§ Prompt: Skip all pictures, then print the remaining material exactly.

§ Supplied records:

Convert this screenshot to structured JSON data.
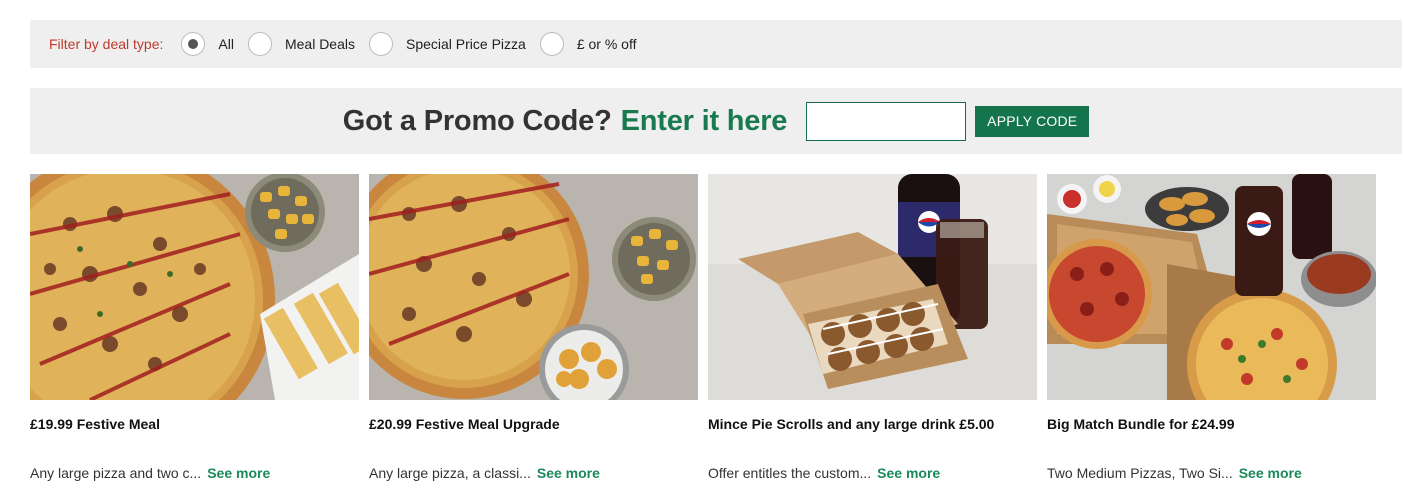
{
  "filter": {
    "label": "Filter by deal type:",
    "options": [
      {
        "label": "All",
        "selected": true
      },
      {
        "label": "Meal Deals",
        "selected": false
      },
      {
        "label": "Special Price Pizza",
        "selected": false
      },
      {
        "label": "£ or % off",
        "selected": false
      }
    ]
  },
  "promo": {
    "question": "Got a Promo Code?",
    "enter": "Enter it here",
    "input_value": "",
    "button": "APPLY CODE"
  },
  "cards": [
    {
      "title": "£19.99 Festive Meal",
      "desc": "Any large pizza and two c...",
      "see_more": "See more"
    },
    {
      "title": "£20.99 Festive Meal Upgrade",
      "desc": "Any large pizza, a classi...",
      "see_more": "See more"
    },
    {
      "title": "Mince Pie Scrolls and any large drink £5.00",
      "desc": "Offer entitles the custom...",
      "see_more": "See more"
    },
    {
      "title": "Big Match Bundle for £24.99",
      "desc": "Two Medium Pizzas, Two Si...",
      "see_more": "See more"
    }
  ],
  "colors": {
    "accent": "#1a7a4f",
    "filter_label": "#c0392b",
    "panel_bg": "#efefef"
  }
}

§ Exercise answer:
Convert this screenshot to structured JSON data.
{
  "filter": {
    "label": "Filter by deal type:",
    "options": [
      {
        "label": "All",
        "selected": true
      },
      {
        "label": "Meal Deals",
        "selected": false
      },
      {
        "label": "Special Price Pizza",
        "selected": false
      },
      {
        "label": "£ or % off",
        "selected": false
      }
    ]
  },
  "promo": {
    "question": "Got a Promo Code?",
    "enter": "Enter it here",
    "input_value": "",
    "button": "APPLY CODE"
  },
  "cards": [
    {
      "title": "£19.99 Festive Meal",
      "desc": "Any large pizza and two c...",
      "see_more": "See more"
    },
    {
      "title": "£20.99 Festive Meal Upgrade",
      "desc": "Any large pizza, a classi...",
      "see_more": "See more"
    },
    {
      "title": "Mince Pie Scrolls and any large drink £5.00",
      "desc": "Offer entitles the custom...",
      "see_more": "See more"
    },
    {
      "title": "Big Match Bundle for £24.99",
      "desc": "Two Medium Pizzas, Two Si...",
      "see_more": "See more"
    }
  ],
  "colors": {
    "accent": "#1a7a4f",
    "filter_label": "#c0392b",
    "panel_bg": "#efefef"
  }
}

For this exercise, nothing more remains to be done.